▶ **Exercise**
Extend the article on carbon capture and blue hydrogen, picking up after its final sentence.

====== Text passage ======

Carbon will be captured from local gas and biomass plants, and also extracted from industries that generate CO2 from the chemical process itself. Clean dispatchable gas will be used to match lulls in offshore wind power.

“The two compliment each other. They combine to give us 24/7 baseload power. We think it is the cheapest way to get to low carbon power and could generate savings of £20bn a year by 2050.”

“Teesside is unique because we have a very dense cluster within a stone’s throw. We can use CCS to go all in on clean hydrogen, or for fertilisers and heavy industry where there is no other choice,” he said.

It is part of the OGCI’s push to tackle pollution in sectors such as cement, less visible to the public but nevertheless responsible for 8pc of global emissions, half of  it the chemical process itself.

It has invested in Solidia, which uses CO2 rather than water to cure concrete, breaking down the CO2 molecules and turning the carbon into a glue for the limestone. “It gets a 70pc reduction in CO2 and an 80pc reduction in water use.” said Mrs Rangarajan.

“We have all these skill sets for industrial emissions from things that people use every day but can’t be reached by electrification,” she said.

Profits to be found for nimble oil giants

There is undoubtedly a profitable niche for the more nimble oil and gas companies redeploying their engineers as agents of CO2 abatement. Natural gas with CCS has a reasonable future as a bridge fuel until the mid-2030s. Blue hydrogen - BP’s big bet - will play its part.

Whether that extra lease of life continues much beyond that date depends on a scissor effect of costs: will carbon capture be cheap enough in time to preempt the plummeting cost of renewables and ultimately hydrogen from electrolysis.

The IEA predicts blue hydrogen will make up half of supply over the long run.

====== Provided material ======

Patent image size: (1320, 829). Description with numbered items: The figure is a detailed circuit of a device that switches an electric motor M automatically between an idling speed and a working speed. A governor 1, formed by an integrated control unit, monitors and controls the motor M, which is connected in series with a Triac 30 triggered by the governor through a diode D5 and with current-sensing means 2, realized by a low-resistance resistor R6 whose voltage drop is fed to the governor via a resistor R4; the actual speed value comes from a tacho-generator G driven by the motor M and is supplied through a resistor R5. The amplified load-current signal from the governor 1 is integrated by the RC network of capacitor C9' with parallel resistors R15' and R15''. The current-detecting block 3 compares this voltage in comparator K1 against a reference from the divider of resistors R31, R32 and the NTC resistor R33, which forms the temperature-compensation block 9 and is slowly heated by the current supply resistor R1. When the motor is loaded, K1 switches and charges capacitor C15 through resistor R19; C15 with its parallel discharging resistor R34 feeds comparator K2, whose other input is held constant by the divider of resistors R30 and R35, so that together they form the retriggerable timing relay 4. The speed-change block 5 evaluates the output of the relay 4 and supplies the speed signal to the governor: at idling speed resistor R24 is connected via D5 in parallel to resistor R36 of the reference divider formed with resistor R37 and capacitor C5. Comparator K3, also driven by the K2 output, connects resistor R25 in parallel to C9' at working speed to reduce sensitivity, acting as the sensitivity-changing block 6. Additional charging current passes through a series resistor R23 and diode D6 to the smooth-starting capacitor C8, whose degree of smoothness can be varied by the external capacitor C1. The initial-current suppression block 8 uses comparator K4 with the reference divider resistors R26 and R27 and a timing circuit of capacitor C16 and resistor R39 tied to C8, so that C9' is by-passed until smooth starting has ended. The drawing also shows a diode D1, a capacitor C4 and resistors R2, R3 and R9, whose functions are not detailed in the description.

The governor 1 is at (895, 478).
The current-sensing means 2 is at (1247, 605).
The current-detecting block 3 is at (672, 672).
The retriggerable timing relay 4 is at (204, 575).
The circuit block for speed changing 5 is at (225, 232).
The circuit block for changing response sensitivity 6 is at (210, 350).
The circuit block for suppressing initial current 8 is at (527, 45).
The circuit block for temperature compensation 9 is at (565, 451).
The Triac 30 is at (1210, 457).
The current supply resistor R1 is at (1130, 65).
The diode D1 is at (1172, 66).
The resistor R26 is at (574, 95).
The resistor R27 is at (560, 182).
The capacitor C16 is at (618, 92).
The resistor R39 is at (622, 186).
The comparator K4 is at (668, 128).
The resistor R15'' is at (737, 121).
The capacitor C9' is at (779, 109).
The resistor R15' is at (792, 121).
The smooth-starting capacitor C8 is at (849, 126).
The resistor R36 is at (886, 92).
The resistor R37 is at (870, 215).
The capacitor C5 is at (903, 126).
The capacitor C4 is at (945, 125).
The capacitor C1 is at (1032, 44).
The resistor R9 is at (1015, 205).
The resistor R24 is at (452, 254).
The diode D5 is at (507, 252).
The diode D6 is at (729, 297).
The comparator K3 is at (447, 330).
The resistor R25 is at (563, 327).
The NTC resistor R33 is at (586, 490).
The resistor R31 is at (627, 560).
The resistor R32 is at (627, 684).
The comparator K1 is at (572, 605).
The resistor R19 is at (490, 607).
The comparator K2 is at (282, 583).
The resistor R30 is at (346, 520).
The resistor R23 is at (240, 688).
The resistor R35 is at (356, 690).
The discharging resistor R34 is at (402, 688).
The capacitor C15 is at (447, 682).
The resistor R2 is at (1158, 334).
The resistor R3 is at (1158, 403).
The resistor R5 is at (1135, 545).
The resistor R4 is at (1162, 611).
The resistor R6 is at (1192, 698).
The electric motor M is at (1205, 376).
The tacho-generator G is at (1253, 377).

======

▶ **Result**
“I think that green hydrogen is going to pose a systemic risk for CCS, and the idea that there is going to be a huge market for liquefied natural gas is just fanciful,” said Daniel Quiggin, an CCS expert at Chatham House.

“A lot of companies are promising governments that they can go carbon neutral but when you delve into their R&D behind the paywall you find that they can’t technically deliver,” he said.

“Investors mostly think wind, solar, lithium and other renewables are already there and are going to get even cheaper, and that is where the money is going. The horse has already bolted,” he said.

What seems clear is that CCS is not going to protect crude oil against the onslaught of electric cars and light trucks, or against hydrogen-based energy for long haulage and container shipping. It makes little sense to put carbon capture on a car - although a Swiss institute is trying to do exactly that - and what is the point once EVs conquer range angst and reach cost parity around 2023?

The hard-core petroleum majors are hoping to offset the emissions of combustion engines with direct air capture of CO2, an even harder technology to master at viable cost. To do that on a global scale beyond biomass is a very tall order. They are running out of time in any case.

Big Gas may live on and even thrive for a generation with carbon capture. Big Oil as we know it seems condemned to slow run-off.